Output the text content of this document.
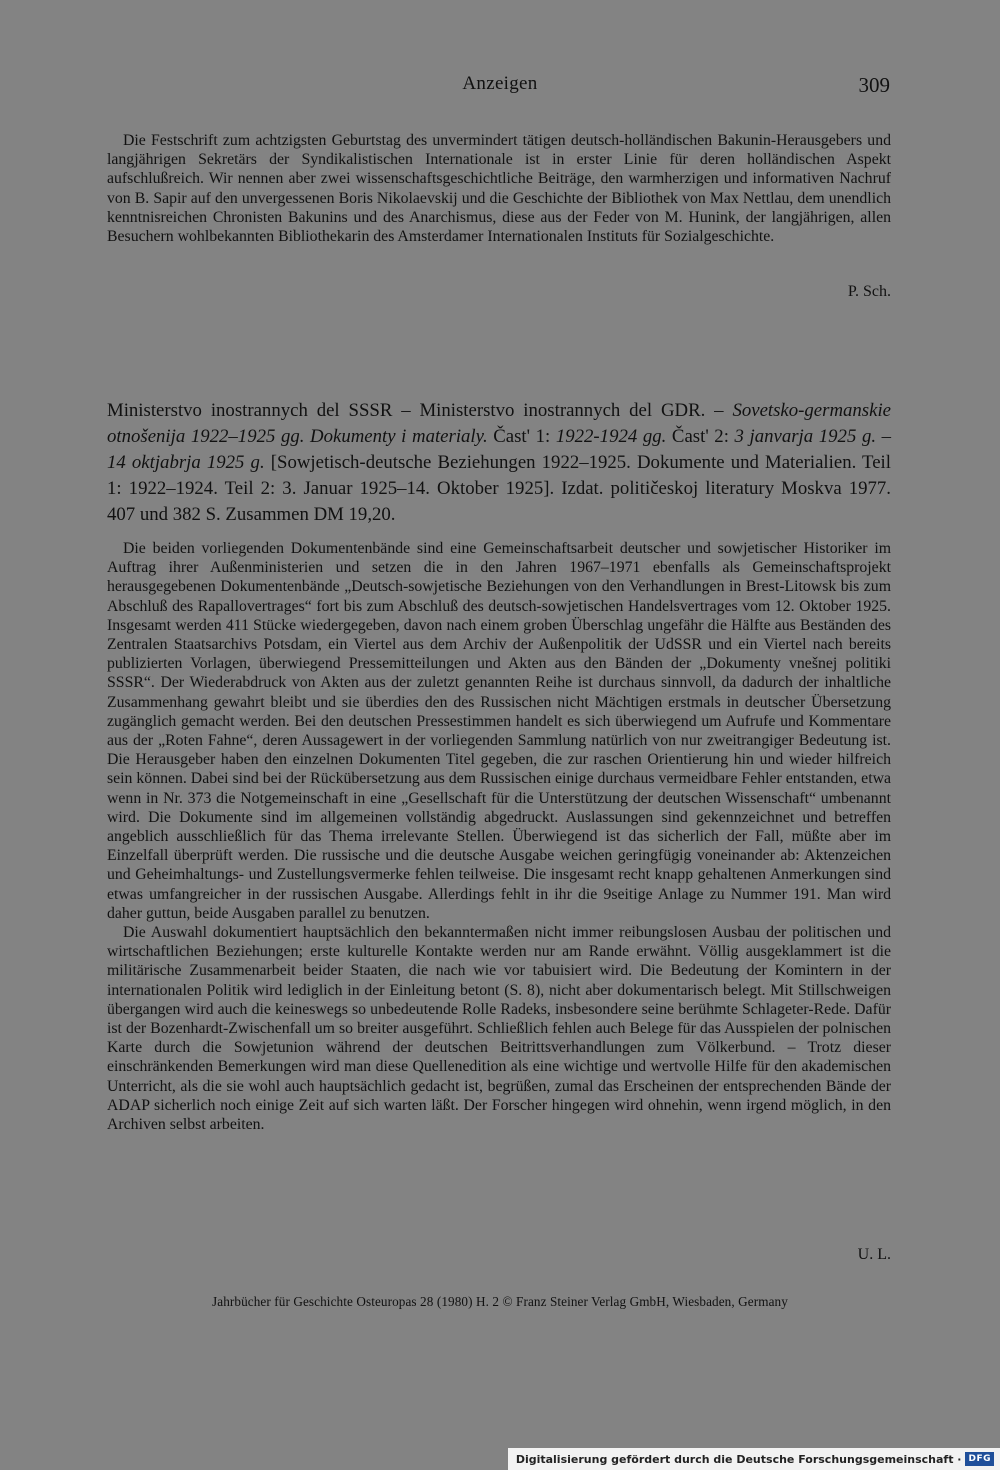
Anzeigen	309

Die Festschrift zum achtzigsten Geburtstag des unvermindert tätigen deutsch-holländischen Bakunin-Herausgebers und langjährigen Sekretärs der Syndikalistischen Internationale ist in erster Linie für deren holländischen Aspekt aufschlußreich. Wir nennen aber zwei wissenschaftsgeschichtliche Beiträge, den warmherzigen und informativen Nachruf von B. Sapir auf den unvergessenen Boris Nikolaevskij und die Geschichte der Bibliothek von Max Nettlau, dem unendlich kenntnisreichen Chronisten Bakunins und des Anarchismus, diese aus der Feder von M. Hunink, der langjährigen, allen Besuchern wohlbekannten Bibliothekarin des Amsterdamer Internationalen Instituts für Sozialgeschichte.

P. Sch.
Ministerstvo inostrannych del SSSR – Ministerstvo inostrannych del GDR. – Sovetsko-germanskie otnošenija 1922–1925 gg. Dokumenty i materialy. Čast' 1: 1922-1924 gg. Čast' 2: 3 janvarja 1925 g. – 14 oktjabrja 1925 g. [Sowjetisch-deutsche Beziehungen 1922–1925. Dokumente und Materialien. Teil 1: 1922–1924. Teil 2: 3. Januar 1925–14. Oktober 1925]. Izdat. političeskoj literatury Moskva 1977. 407 und 382 S. Zusammen DM 19,20.

Die beiden vorliegenden Dokumentenbände sind eine Gemeinschaftsarbeit deutscher und sowjetischer Historiker im Auftrag ihrer Außenministerien und setzen die in den Jahren 1967–1971 ebenfalls als Gemeinschaftsprojekt herausgegebenen Dokumentenbände „Deutsch-sowjetische Beziehungen von den Verhandlungen in Brest-Litowsk bis zum Abschluß des Rapallovertrages“ fort bis zum Abschluß des deutsch-sowjetischen Handelsvertrages vom 12. Oktober 1925. Insgesamt werden 411 Stücke wiedergegeben, davon nach einem groben Überschlag ungefähr die Hälfte aus Beständen des Zentralen Staatsarchivs Potsdam, ein Viertel aus dem Archiv der Außenpolitik der UdSSR und ein Viertel nach bereits publizierten Vorlagen, überwiegend Pressemitteilungen und Akten aus den Bänden der „Dokumenty vnešnej politiki SSSR“. Der Wiederabdruck von Akten aus der zuletzt genannten Reihe ist durchaus sinnvoll, da dadurch der inhaltliche Zusammenhang gewahrt bleibt und sie überdies den des Russischen nicht Mächtigen erstmals in deutscher Übersetzung zugänglich gemacht werden. Bei den deutschen Pressestimmen handelt es sich überwiegend um Aufrufe und Kommentare aus der „Roten Fahne“, deren Aussagewert in der vorliegenden Sammlung natürlich von nur zweitrangiger Bedeutung ist. Die Herausgeber haben den einzelnen Dokumenten Titel gegeben, die zur raschen Orientierung hin und wieder hilfreich sein können. Dabei sind bei der Rückübersetzung aus dem Russischen einige durchaus vermeidbare Fehler entstanden, etwa wenn in Nr. 373 die Notgemeinschaft in eine „Gesellschaft für die Unterstützung der deutschen Wissenschaft“ umbenannt wird. Die Dokumente sind im allgemeinen vollständig abgedruckt. Auslassungen sind gekennzeichnet und betreffen angeblich ausschließlich für das Thema irrelevante Stellen. Überwiegend ist das sicherlich der Fall, müßte aber im Einzelfall überprüft werden. Die russische und die deutsche Ausgabe weichen geringfügig voneinander ab: Aktenzeichen und Geheimhaltungs- und Zustellungsvermerke fehlen teilweise. Die insgesamt recht knapp gehaltenen Anmerkungen sind etwas umfangreicher in der russischen Ausgabe. Allerdings fehlt in ihr die 9seitige Anlage zu Nummer 191. Man wird daher guttun, beide Ausgaben parallel zu benutzen.

Die Auswahl dokumentiert hauptsächlich den bekanntermaßen nicht immer reibungslosen Ausbau der politischen und wirtschaftlichen Beziehungen; erste kulturelle Kontakte werden nur am Rande erwähnt. Völlig ausgeklammert ist die militärische Zusammenarbeit beider Staaten, die nach wie vor tabuisiert wird. Die Bedeutung der Komintern in der internationalen Politik wird lediglich in der Einleitung betont (S. 8), nicht aber dokumentarisch belegt. Mit Stillschweigen übergangen wird auch die keineswegs so unbedeutende Rolle Radeks, insbesondere seine berühmte Schlageter-Rede. Dafür ist der Bozenhardt-Zwischenfall um so breiter ausgeführt. Schließlich fehlen auch Belege für das Ausspielen der polnischen Karte durch die Sowjetunion während der deutschen Beitrittsverhandlungen zum Völkerbund. – Trotz dieser einschränkenden Bemerkungen wird man diese Quellenedition als eine wichtige und wertvolle Hilfe für den akademischen Unterricht, als die sie wohl auch hauptsächlich gedacht ist, begrüßen, zumal das Erscheinen der entsprechenden Bände der ADAP sicherlich noch einige Zeit auf sich warten läßt. Der Forscher hingegen wird ohnehin, wenn irgend möglich, in den Archiven selbst arbeiten.

U. L.
Jahrbücher für Geschichte Osteuropas 28 (1980) H. 2 © Franz Steiner Verlag GmbH, Wiesbaden, Germany
Digitalisierung gefördert durch die Deutsche Forschungsgemeinschaft · DFG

+--

## Description of the task
Pictures in the records should not appear in your copy, but everything else must be transcribed exactly.

## Result of the exercise
Output the text content of this document.
Anzeigen	309

Die Festschrift zum achtzigsten Geburtstag des unvermindert tätigen deutsch-holländischen Bakunin-Herausgebers und langjährigen Sekretärs der Syndikalistischen Internationale ist in erster Linie für deren holländischen Aspekt aufschlußreich. Wir nennen aber zwei wissenschaftsgeschichtliche Beiträge, den warmherzigen und informativen Nachruf von B. Sapir auf den unvergessenen Boris Nikolaevskij und die Geschichte der Bibliothek von Max Nettlau, dem unendlich kenntnisreichen Chronisten Bakunins und des Anarchismus, diese aus der Feder von M. Hunink, der langjährigen, allen Besuchern wohlbekannten Bibliothekarin des Amsterdamer Internationalen Instituts für Sozialgeschichte.

P. Sch.
Ministerstvo inostrannych del SSSR – Ministerstvo inostrannych del GDR. – Sovetsko-germanskie otnošenija 1922–1925 gg. Dokumenty i materialy. Čast' 1: 1922-1924 gg. Čast' 2: 3 janvarja 1925 g. – 14 oktjabrja 1925 g. [Sowjetisch-deutsche Beziehungen 1922–1925. Dokumente und Materialien. Teil 1: 1922–1924. Teil 2: 3. Januar 1925–14. Oktober 1925]. Izdat. političeskoj literatury Moskva 1977. 407 und 382 S. Zusammen DM 19,20.

Die beiden vorliegenden Dokumentenbände sind eine Gemeinschaftsarbeit deutscher und sowjetischer Historiker im Auftrag ihrer Außenministerien und setzen die in den Jahren 1967–1971 ebenfalls als Gemeinschaftsprojekt herausgegebenen Dokumentenbände „Deutsch-sowjetische Beziehungen von den Verhandlungen in Brest-Litowsk bis zum Abschluß des Rapallovertrages“ fort bis zum Abschluß des deutsch-sowjetischen Handelsvertrages vom 12. Oktober 1925. Insgesamt werden 411 Stücke wiedergegeben, davon nach einem groben Überschlag ungefähr die Hälfte aus Beständen des Zentralen Staatsarchivs Potsdam, ein Viertel aus dem Archiv der Außenpolitik der UdSSR und ein Viertel nach bereits publizierten Vorlagen, überwiegend Pressemitteilungen und Akten aus den Bänden der „Dokumenty vnešnej politiki SSSR“. Der Wiederabdruck von Akten aus der zuletzt genannten Reihe ist durchaus sinnvoll, da dadurch der inhaltliche Zusammenhang gewahrt bleibt und sie überdies den des Russischen nicht Mächtigen erstmals in deutscher Übersetzung zugänglich gemacht werden. Bei den deutschen Pressestimmen handelt es sich überwiegend um Aufrufe und Kommentare aus der „Roten Fahne“, deren Aussagewert in der vorliegenden Sammlung natürlich von nur zweitrangiger Bedeutung ist. Die Herausgeber haben den einzelnen Dokumenten Titel gegeben, die zur raschen Orientierung hin und wieder hilfreich sein können. Dabei sind bei der Rückübersetzung aus dem Russischen einige durchaus vermeidbare Fehler entstanden, etwa wenn in Nr. 373 die Notgemeinschaft in eine „Gesellschaft für die Unterstützung der deutschen Wissenschaft“ umbenannt wird. Die Dokumente sind im allgemeinen vollständig abgedruckt. Auslassungen sind gekennzeichnet und betreffen angeblich ausschließlich für das Thema irrelevante Stellen. Überwiegend ist das sicherlich der Fall, müßte aber im Einzelfall überprüft werden. Die russische und die deutsche Ausgabe weichen geringfügig voneinander ab: Aktenzeichen und Geheimhaltungs- und Zustellungsvermerke fehlen teilweise. Die insgesamt recht knapp gehaltenen Anmerkungen sind etwas umfangreicher in der russischen Ausgabe. Allerdings fehlt in ihr die 9seitige Anlage zu Nummer 191. Man wird daher guttun, beide Ausgaben parallel zu benutzen.

Die Auswahl dokumentiert hauptsächlich den bekanntermaßen nicht immer reibungslosen Ausbau der politischen und wirtschaftlichen Beziehungen; erste kulturelle Kontakte werden nur am Rande erwähnt. Völlig ausgeklammert ist die militärische Zusammenarbeit beider Staaten, die nach wie vor tabuisiert wird. Die Bedeutung der Komintern in der internationalen Politik wird lediglich in der Einleitung betont (S. 8), nicht aber dokumentarisch belegt. Mit Stillschweigen übergangen wird auch die keineswegs so unbedeutende Rolle Radeks, insbesondere seine berühmte Schlageter-Rede. Dafür ist der Bozenhardt-Zwischenfall um so breiter ausgeführt. Schließlich fehlen auch Belege für das Ausspielen der polnischen Karte durch die Sowjetunion während der deutschen Beitrittsverhandlungen zum Völkerbund. – Trotz dieser einschränkenden Bemerkungen wird man diese Quellenedition als eine wichtige und wertvolle Hilfe für den akademischen Unterricht, als die sie wohl auch hauptsächlich gedacht ist, begrüßen, zumal das Erscheinen der entsprechenden Bände der ADAP sicherlich noch einige Zeit auf sich warten läßt. Der Forscher hingegen wird ohnehin, wenn irgend möglich, in den Archiven selbst arbeiten.

U. L.
Jahrbücher für Geschichte Osteuropas 28 (1980) H. 2 © Franz Steiner Verlag GmbH, Wiesbaden, Germany
Digitalisierung gefördert durch die Deutsche Forschungsgemeinschaft · DFG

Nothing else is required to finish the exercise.